#### [WHAT YOU SHOULD DO]
Quote, verbatim, all material below, without pictures.

#### [DATA LISTING]

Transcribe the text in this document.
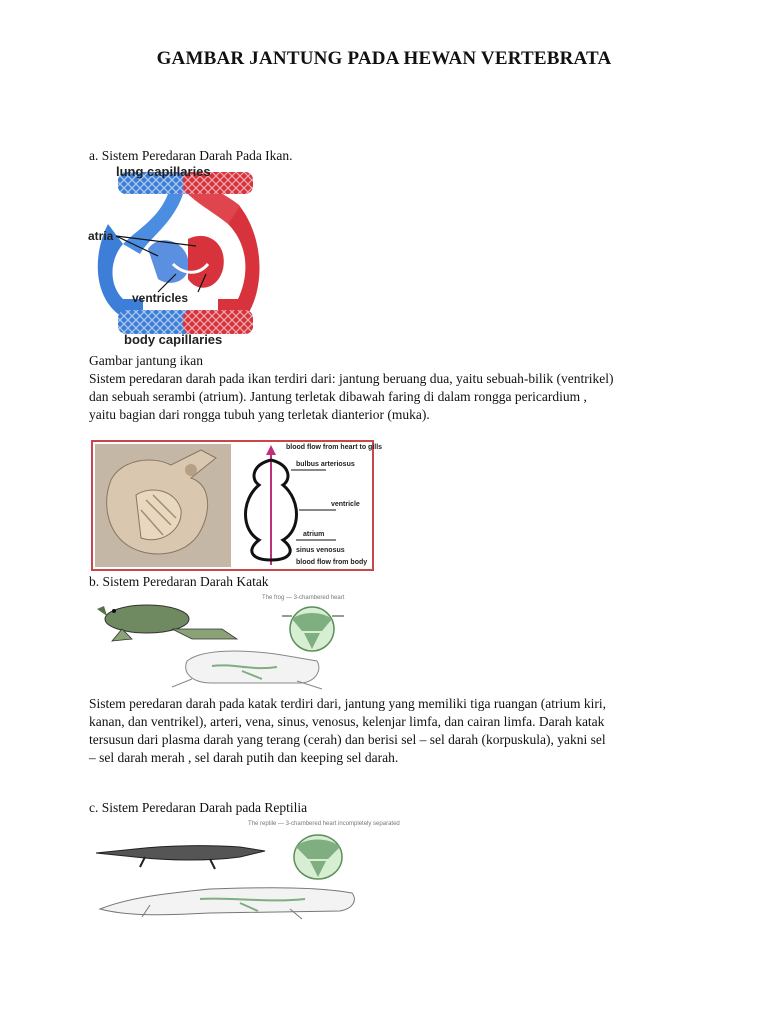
GAMBAR JANTUNG PADA HEWAN VERTEBRATA
a. Sistem Peredaran Darah Pada Ikan.
lung capillaries
atria
ventricles
body capillaries
Gambar jantung ikan
Sistem peredaran darah pada ikan terdiri dari: jantung beruang dua, yaitu sebuah-bilik (ventrikel)
dan sebuah serambi (atrium). Jantung terletak dibawah faring di dalam rongga pericardium ,
yaitu bagian dari rongga tubuh yang terletak dianterior (muka).
blood flow from heart to gills
bulbus arteriosus
ventricle
atrium
sinus venosus
blood flow from body
b. Sistem Peredaran Darah Katak
The frog — 3-chambered heart
Sistem peredaran darah pada katak terdiri dari, jantung yang memiliki tiga ruangan (atrium kiri,
kanan, dan ventrikel), arteri, vena, sinus, venosus, kelenjar limfa, dan cairan limfa. Darah katak
tersusun dari plasma darah yang terang (cerah) dan berisi sel – sel darah (korpuskula), yakni sel
– sel darah merah , sel darah putih dan keeping sel darah.
c. Sistem Peredaran Darah pada Reptilia
The reptile — 3-chambered heart incompletely separated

#### [SOLUTION TO THIS TASK]
Transcribe the text in this document.
GAMBAR JANTUNG PADA HEWAN VERTEBRATA
a. Sistem Peredaran Darah Pada Ikan.
lung capillaries
atria
ventricles
body capillaries
Gambar jantung ikan
Sistem peredaran darah pada ikan terdiri dari: jantung beruang dua, yaitu sebuah-bilik (ventrikel)
dan sebuah serambi (atrium). Jantung terletak dibawah faring di dalam rongga pericardium ,
yaitu bagian dari rongga tubuh yang terletak dianterior (muka).
blood flow from heart to gills
bulbus arteriosus
ventricle
atrium
sinus venosus
blood flow from body
b. Sistem Peredaran Darah Katak
The frog — 3-chambered heart
Sistem peredaran darah pada katak terdiri dari, jantung yang memiliki tiga ruangan (atrium kiri,
kanan, dan ventrikel), arteri, vena, sinus, venosus, kelenjar limfa, dan cairan limfa. Darah katak
tersusun dari plasma darah yang terang (cerah) dan berisi sel – sel darah (korpuskula), yakni sel
– sel darah merah , sel darah putih dan keeping sel darah.
c. Sistem Peredaran Darah pada Reptilia
The reptile — 3-chambered heart incompletely separated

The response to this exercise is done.